** START **
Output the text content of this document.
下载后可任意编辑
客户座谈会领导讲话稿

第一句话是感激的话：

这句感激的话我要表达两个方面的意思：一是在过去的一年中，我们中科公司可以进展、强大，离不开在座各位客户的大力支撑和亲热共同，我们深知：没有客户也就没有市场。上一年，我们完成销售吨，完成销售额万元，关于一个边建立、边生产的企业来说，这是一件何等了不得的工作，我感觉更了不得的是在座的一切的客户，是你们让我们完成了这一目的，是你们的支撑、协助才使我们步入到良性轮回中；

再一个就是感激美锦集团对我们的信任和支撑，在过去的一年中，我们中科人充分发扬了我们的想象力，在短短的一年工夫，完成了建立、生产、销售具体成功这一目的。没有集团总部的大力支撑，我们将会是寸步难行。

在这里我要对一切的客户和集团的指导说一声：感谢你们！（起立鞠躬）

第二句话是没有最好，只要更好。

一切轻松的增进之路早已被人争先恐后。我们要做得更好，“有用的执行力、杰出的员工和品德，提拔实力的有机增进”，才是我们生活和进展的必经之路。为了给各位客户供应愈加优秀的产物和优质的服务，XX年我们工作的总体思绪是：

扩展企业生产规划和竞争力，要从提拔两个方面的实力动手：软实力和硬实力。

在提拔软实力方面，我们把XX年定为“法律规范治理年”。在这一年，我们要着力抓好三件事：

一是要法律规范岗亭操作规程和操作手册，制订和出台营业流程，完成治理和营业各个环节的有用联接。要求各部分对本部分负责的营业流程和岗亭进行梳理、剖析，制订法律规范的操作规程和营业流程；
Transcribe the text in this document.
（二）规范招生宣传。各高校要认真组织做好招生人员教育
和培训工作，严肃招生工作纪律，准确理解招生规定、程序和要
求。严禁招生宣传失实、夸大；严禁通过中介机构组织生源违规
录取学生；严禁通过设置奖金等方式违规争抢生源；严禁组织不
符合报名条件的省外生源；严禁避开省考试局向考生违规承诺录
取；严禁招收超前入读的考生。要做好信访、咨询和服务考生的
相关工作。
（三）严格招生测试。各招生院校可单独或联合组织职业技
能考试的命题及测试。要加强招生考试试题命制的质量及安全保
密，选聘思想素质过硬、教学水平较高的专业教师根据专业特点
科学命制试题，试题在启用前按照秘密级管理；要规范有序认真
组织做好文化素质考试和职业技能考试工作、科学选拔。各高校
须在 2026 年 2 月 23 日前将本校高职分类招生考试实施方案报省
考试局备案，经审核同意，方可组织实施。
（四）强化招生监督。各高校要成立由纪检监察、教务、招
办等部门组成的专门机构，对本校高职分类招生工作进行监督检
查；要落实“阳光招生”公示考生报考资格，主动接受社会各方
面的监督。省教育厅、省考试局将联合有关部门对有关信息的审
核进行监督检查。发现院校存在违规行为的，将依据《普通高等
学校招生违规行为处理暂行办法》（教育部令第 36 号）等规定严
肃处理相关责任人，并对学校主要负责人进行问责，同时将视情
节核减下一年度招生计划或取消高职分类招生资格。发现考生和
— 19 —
** END **
◆ To be done ◆
Exactly as written, give again every line from the one containing "Transcribe the text in this document." through the last line of the material above, and no other lines.

◆ Response below ◆
Transcribe the text in this document.
（二）规范招生宣传。各高校要认真组织做好招生人员教育
和培训工作，严肃招生工作纪律，准确理解招生规定、程序和要
求。严禁招生宣传失实、夸大；严禁通过中介机构组织生源违规
录取学生；严禁通过设置奖金等方式违规争抢生源；严禁组织不
符合报名条件的省外生源；严禁避开省考试局向考生违规承诺录
取；严禁招收超前入读的考生。要做好信访、咨询和服务考生的
相关工作。
（三）严格招生测试。各招生院校可单独或联合组织职业技
能考试的命题及测试。要加强招生考试试题命制的质量及安全保
密，选聘思想素质过硬、教学水平较高的专业教师根据专业特点
科学命制试题，试题在启用前按照秘密级管理；要规范有序认真
组织做好文化素质考试和职业技能考试工作、科学选拔。各高校
须在 2026 年 2 月 23 日前将本校高职分类招生考试实施方案报省
考试局备案，经审核同意，方可组织实施。
（四）强化招生监督。各高校要成立由纪检监察、教务、招
办等部门组成的专门机构，对本校高职分类招生工作进行监督检
查；要落实“阳光招生”公示考生报考资格，主动接受社会各方
面的监督。省教育厅、省考试局将联合有关部门对有关信息的审
核进行监督检查。发现院校存在违规行为的，将依据《普通高等
学校招生违规行为处理暂行办法》（教育部令第 36 号）等规定严
肃处理相关责任人，并对学校主要负责人进行问责，同时将视情
节核减下一年度招生计划或取消高职分类招生资格。发现考生和
— 19 —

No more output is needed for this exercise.